Box coordinate listings:

-=-=-=-=-

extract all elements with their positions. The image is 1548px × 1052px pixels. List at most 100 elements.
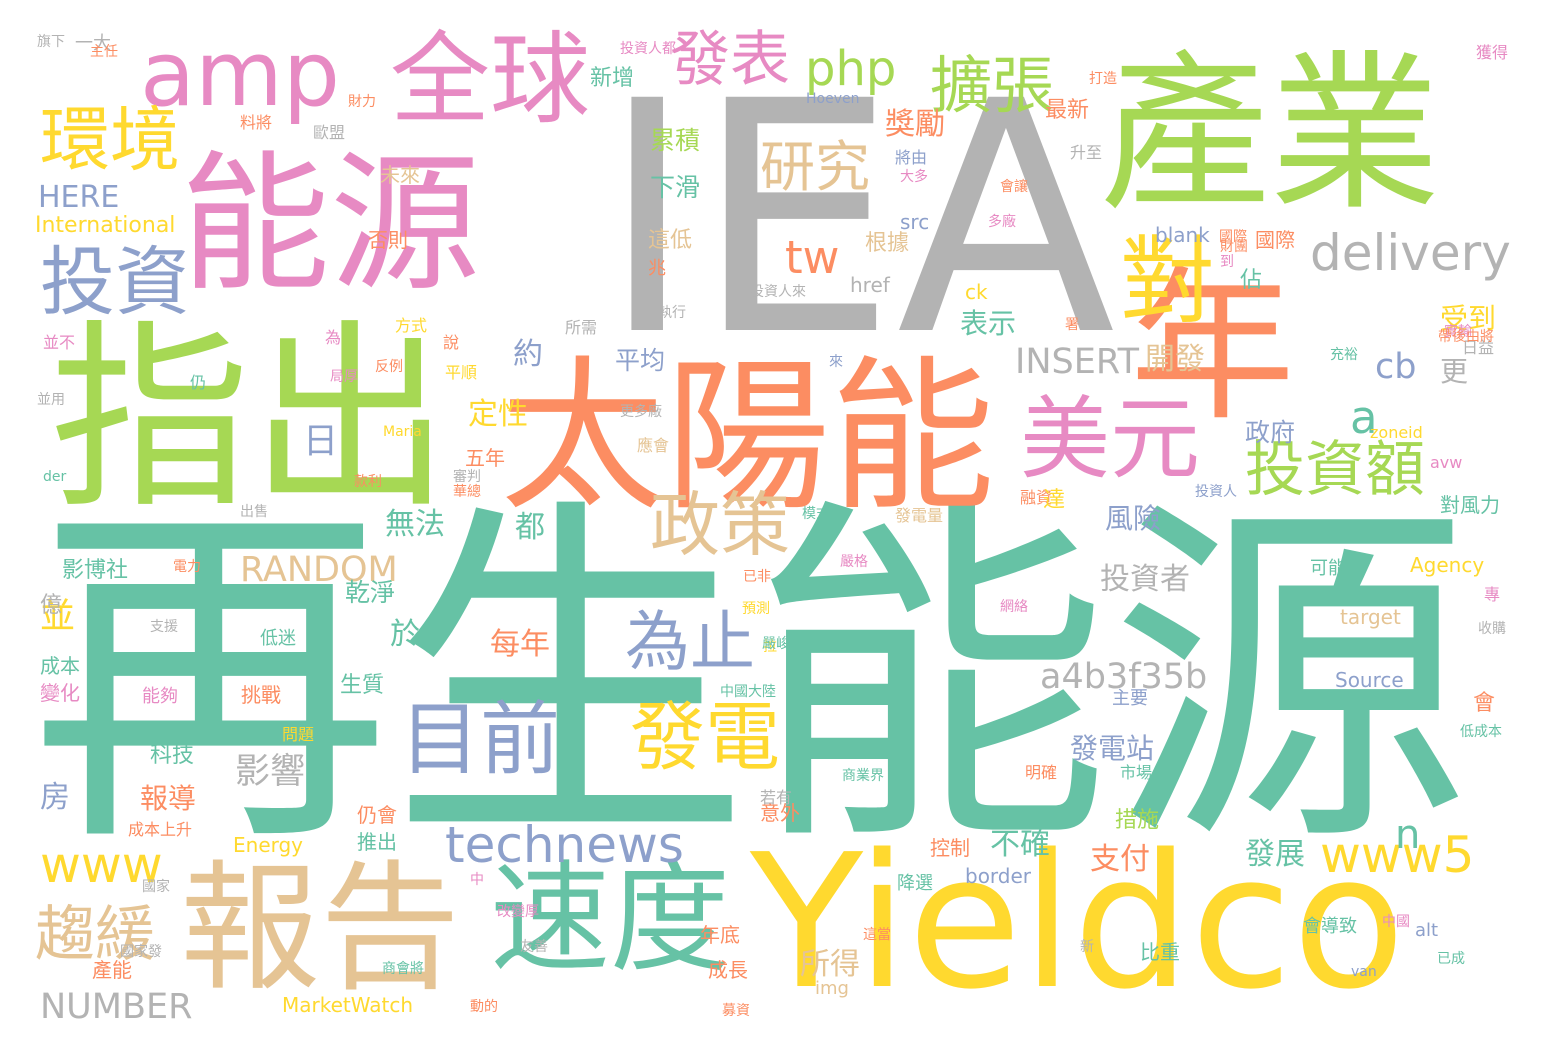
cloud-word: 投資 <box>40 238 191 326</box>
cloud-word: 受到 <box>1440 302 1497 335</box>
cloud-word: 擴張 <box>930 49 1055 122</box>
cloud-word: 仍會 <box>357 803 397 827</box>
cloud-word: 年底 <box>700 923 740 947</box>
cloud-word: 投資者 <box>1100 562 1190 597</box>
cloud-word: 並 <box>40 597 76 637</box>
cloud-word: 日益 <box>1462 338 1495 357</box>
cloud-word: 來 <box>829 354 843 370</box>
cloud-word: 日 <box>303 422 339 462</box>
cloud-word: 這低 <box>648 228 693 253</box>
cloud-word: 對 <box>1120 227 1216 337</box>
cloud-word: 累積 <box>650 126 701 155</box>
cloud-word: 融資 <box>1020 488 1053 507</box>
cloud-word: 約 <box>513 337 543 372</box>
cloud-word: 華總 <box>453 484 481 500</box>
cloud-word: 發電量 <box>895 506 944 525</box>
cloud-word: 產業 <box>1100 36 1441 234</box>
cloud-word: 於 <box>390 617 420 652</box>
cloud-word: ck <box>965 280 988 304</box>
cloud-word: 不確 <box>990 827 1050 862</box>
cloud-word: 方式 <box>395 316 428 335</box>
cloud-word: 一大 <box>75 33 111 54</box>
cloud-word: 會導致 <box>1303 916 1357 937</box>
cloud-word: 新增 <box>590 66 635 91</box>
cloud-word: 主要 <box>1112 688 1148 709</box>
cloud-word: Source <box>1335 668 1404 692</box>
cloud-word: 乾淨 <box>345 578 396 607</box>
cloud-word: 專 <box>1484 585 1501 604</box>
cloud-word: 政府 <box>1245 418 1296 447</box>
cloud-word: 打造 <box>1089 71 1117 87</box>
cloud-word: 大多 <box>900 169 928 185</box>
cloud-word: 投資人來 <box>750 284 806 300</box>
cloud-word: 每年 <box>490 627 550 662</box>
cloud-word: 會 <box>1473 691 1496 716</box>
cloud-word: 研究 <box>760 135 871 199</box>
cloud-word: 環境 <box>40 99 180 181</box>
cloud-word: der <box>43 469 67 485</box>
cloud-word: 會讓 <box>1000 179 1028 195</box>
cloud-word: 中 <box>470 872 484 888</box>
cloud-word: 募資 <box>722 1003 750 1019</box>
cloud-word: 佔 <box>1240 268 1263 293</box>
cloud-word: 平順 <box>445 363 478 382</box>
cloud-word: 最新 <box>1045 98 1090 123</box>
cloud-word: 五年 <box>465 446 505 470</box>
cloud-word: delivery <box>1310 224 1511 282</box>
cloud-word: 改變厚 <box>497 904 539 920</box>
cloud-word: a <box>1350 391 1378 444</box>
cloud-word: 成長 <box>708 958 748 982</box>
cloud-word: 商會將 <box>382 961 424 977</box>
cloud-word: 款利 <box>354 474 382 490</box>
cloud-word: 年 <box>1130 251 1295 443</box>
cloud-word: www5 <box>1320 826 1475 884</box>
cloud-word: RANDOM <box>240 550 398 590</box>
cloud-word: 嚴峻 <box>762 636 790 652</box>
cloud-word: 能夠 <box>142 686 178 707</box>
cloud-word: 投資額 <box>1245 435 1425 505</box>
cloud-word: a4b3f35b <box>1040 657 1208 697</box>
cloud-word: 模式 <box>802 506 830 522</box>
cloud-word: 否則 <box>368 228 408 252</box>
cloud-word: 國家發 <box>120 944 162 960</box>
cloud-word: 預測 <box>742 601 770 617</box>
cloud-word: 主任 <box>90 44 118 60</box>
cloud-word: 新 <box>1080 939 1094 955</box>
cloud-word: 出售 <box>240 504 268 520</box>
cloud-word: 投資人 <box>1195 484 1237 500</box>
cloud-word: 挑戰 <box>241 683 281 707</box>
cloud-word: php <box>805 41 897 97</box>
cloud-word: 應會 <box>637 436 670 455</box>
cloud-word: 審判 <box>453 469 481 485</box>
cloud-word: 財團 <box>1220 239 1248 255</box>
cloud-word: cb <box>1375 347 1417 387</box>
cloud-word: tw <box>785 231 840 284</box>
cloud-word: 兆 <box>648 258 666 279</box>
cloud-word: NUMBER <box>40 987 193 1027</box>
cloud-word: 中國大陸 <box>720 684 776 700</box>
cloud-word: 低成本 <box>1460 724 1502 740</box>
cloud-word: 投資人都 <box>620 41 676 57</box>
cloud-word: 太陽能 <box>500 341 995 533</box>
cloud-word: 電力 <box>173 559 201 575</box>
cloud-word: 全球 <box>390 21 590 138</box>
cloud-word: 風險 <box>1105 502 1162 535</box>
cloud-word: border <box>965 864 1032 888</box>
cloud-word: 低迷 <box>260 628 296 649</box>
cloud-word: 所需 <box>565 318 598 337</box>
cloud-word: 報導 <box>140 782 197 815</box>
cloud-word: 產能 <box>92 958 132 982</box>
cloud-word: 億 <box>40 593 63 618</box>
cloud-word: 發電站 <box>1070 732 1155 765</box>
cloud-word: 充裕 <box>1330 347 1358 363</box>
cloud-word: 多廠 <box>988 214 1016 230</box>
cloud-word: technews <box>445 816 684 874</box>
cloud-word: 能源 <box>180 138 481 312</box>
cloud-word: 房 <box>40 780 70 815</box>
cloud-word: 料將 <box>240 113 273 132</box>
cloud-word: 對風力 <box>1440 493 1500 517</box>
cloud-word: 為 <box>325 328 342 347</box>
cloud-word: INSERT <box>1015 342 1139 382</box>
cloud-word: 嚴格 <box>840 554 868 570</box>
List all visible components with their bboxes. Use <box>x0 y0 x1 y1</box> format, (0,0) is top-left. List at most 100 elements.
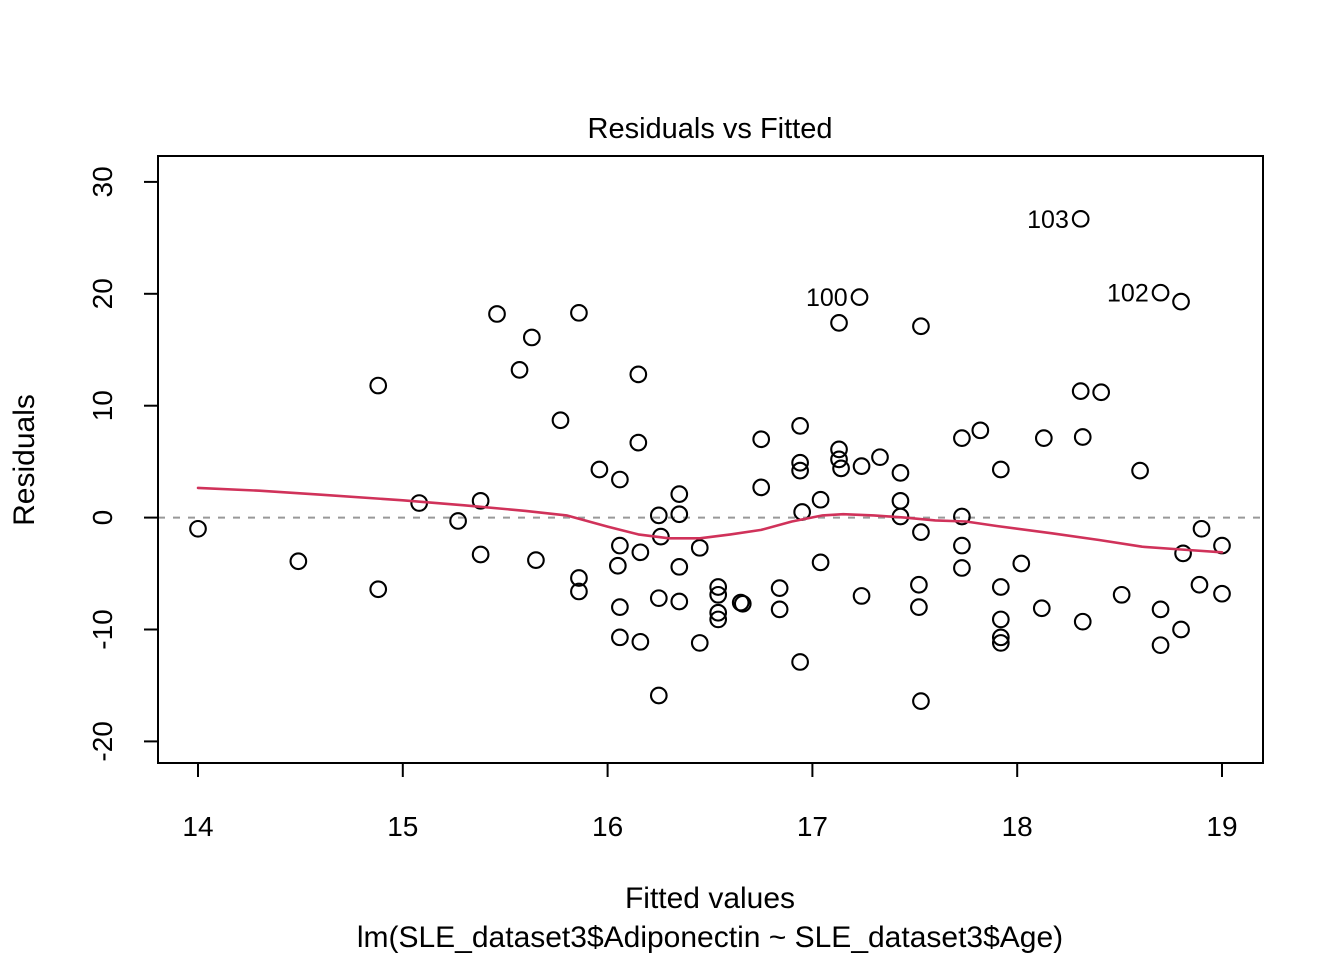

-=-=-=-=-

▸ **STATED PROBLEM**
Can you reproduce every item above with "cloud-word" swapped for "cloud-term" wherever it occurs, leaving everything else unchanged and omitting the pictures?

▸ **THE RESULT**
extract all elements with their positions. The image is 1548px × 1052px pixels. List at most 100 elements.
cloud-term: 投資 <box>40 238 191 326</box>
cloud-term: 受到 <box>1440 302 1497 335</box>
cloud-term: 擴張 <box>930 49 1055 122</box>
cloud-term: 仍會 <box>357 803 397 827</box>
cloud-term: 年底 <box>700 923 740 947</box>
cloud-term: 投資者 <box>1100 562 1190 597</box>
cloud-term: 並 <box>40 597 76 637</box>
cloud-term: 日益 <box>1462 338 1495 357</box>
cloud-term: 來 <box>829 354 843 370</box>
cloud-term: 日 <box>303 422 339 462</box>
cloud-term: 這低 <box>648 228 693 253</box>
cloud-term: 對 <box>1120 227 1216 337</box>
cloud-term: 累積 <box>650 126 701 155</box>
cloud-term: 融資 <box>1020 488 1053 507</box>
cloud-term: 約 <box>513 337 543 372</box>
cloud-term: 華總 <box>453 484 481 500</box>
cloud-term: 發電量 <box>895 506 944 525</box>
cloud-term: 產業 <box>1100 36 1441 234</box>
cloud-term: 於 <box>390 617 420 652</box>
cloud-term: ck <box>965 280 988 304</box>
cloud-term: 不確 <box>990 827 1050 862</box>
cloud-term: 方式 <box>395 316 428 335</box>
cloud-term: 一大 <box>75 33 111 54</box>
cloud-term: 會導致 <box>1303 916 1357 937</box>
cloud-term: 新增 <box>590 66 635 91</box>
cloud-term: 主要 <box>1112 688 1148 709</box>
cloud-term: Source <box>1335 668 1404 692</box>
cloud-term: 乾淨 <box>345 578 396 607</box>
cloud-term: 專 <box>1484 585 1501 604</box>
cloud-term: 政府 <box>1245 418 1296 447</box>
cloud-term: 打造 <box>1089 71 1117 87</box>
cloud-term: 大多 <box>900 169 928 185</box>
cloud-term: 投資人來 <box>750 284 806 300</box>
cloud-term: 每年 <box>490 627 550 662</box>
cloud-term: 會 <box>1473 691 1496 716</box>
cloud-term: 研究 <box>760 135 871 199</box>
cloud-term: 環境 <box>40 99 180 181</box>
cloud-term: der <box>43 469 67 485</box>
cloud-term: 會讓 <box>1000 179 1028 195</box>
cloud-term: 中 <box>470 872 484 888</box>
cloud-term: 募資 <box>722 1003 750 1019</box>
cloud-term: 佔 <box>1240 268 1263 293</box>
cloud-term: 平順 <box>445 363 478 382</box>
cloud-term: 最新 <box>1045 98 1090 123</box>
cloud-term: 五年 <box>465 446 505 470</box>
cloud-term: delivery <box>1310 224 1511 282</box>
cloud-term: 改變厚 <box>497 904 539 920</box>
cloud-term: a <box>1350 391 1378 444</box>
cloud-term: 成長 <box>708 958 748 982</box>
cloud-term: 商會將 <box>382 961 424 977</box>
cloud-term: 款利 <box>354 474 382 490</box>
cloud-term: 年 <box>1130 251 1295 443</box>
cloud-term: www5 <box>1320 826 1475 884</box>
cloud-term: RANDOM <box>240 550 398 590</box>
cloud-term: 嚴峻 <box>762 636 790 652</box>
cloud-term: 能夠 <box>142 686 178 707</box>
cloud-term: 投資額 <box>1245 435 1425 505</box>
cloud-term: a4b3f35b <box>1040 657 1208 697</box>
cloud-term: 模式 <box>802 506 830 522</box>
cloud-term: 否則 <box>368 228 408 252</box>
cloud-term: 國家發 <box>120 944 162 960</box>
cloud-term: 預測 <box>742 601 770 617</box>
cloud-term: 主任 <box>90 44 118 60</box>
cloud-term: 新 <box>1080 939 1094 955</box>
cloud-term: 出售 <box>240 504 268 520</box>
cloud-term: 投資人 <box>1195 484 1237 500</box>
cloud-term: 挑戰 <box>241 683 281 707</box>
cloud-term: php <box>805 41 897 97</box>
cloud-term: 應會 <box>637 436 670 455</box>
cloud-term: 審判 <box>453 469 481 485</box>
cloud-term: 財團 <box>1220 239 1248 255</box>
cloud-term: cb <box>1375 347 1417 387</box>
cloud-term: tw <box>785 231 840 284</box>
cloud-term: 兆 <box>648 258 666 279</box>
cloud-term: NUMBER <box>40 987 193 1027</box>
cloud-term: 中國大陸 <box>720 684 776 700</box>
cloud-term: 低成本 <box>1460 724 1502 740</box>
cloud-term: 投資人都 <box>620 41 676 57</box>
cloud-term: 太陽能 <box>500 341 995 533</box>
cloud-term: 電力 <box>173 559 201 575</box>
cloud-term: 全球 <box>390 21 590 138</box>
cloud-term: 風險 <box>1105 502 1162 535</box>
cloud-term: border <box>965 864 1032 888</box>
cloud-term: 低迷 <box>260 628 296 649</box>
cloud-term: 所需 <box>565 318 598 337</box>
cloud-term: 報導 <box>140 782 197 815</box>
cloud-term: 產能 <box>92 958 132 982</box>
cloud-term: 億 <box>40 593 63 618</box>
cloud-term: 發電站 <box>1070 732 1155 765</box>
cloud-term: 充裕 <box>1330 347 1358 363</box>
cloud-term: 多廠 <box>988 214 1016 230</box>
cloud-term: technews <box>445 816 684 874</box>
cloud-term: 能源 <box>180 138 481 312</box>
cloud-term: 房 <box>40 780 70 815</box>
cloud-term: 料將 <box>240 113 273 132</box>
cloud-term: 對風力 <box>1440 493 1500 517</box>
cloud-term: 為 <box>325 328 342 347</box>
cloud-term: INSERT <box>1015 342 1139 382</box>
cloud-term: 嚴格 <box>840 554 868 570</box>
List all visible components with their bboxes. Use <box>x0 y0 x1 y1</box> format, (0,0) is top-left. List at most 100 elements.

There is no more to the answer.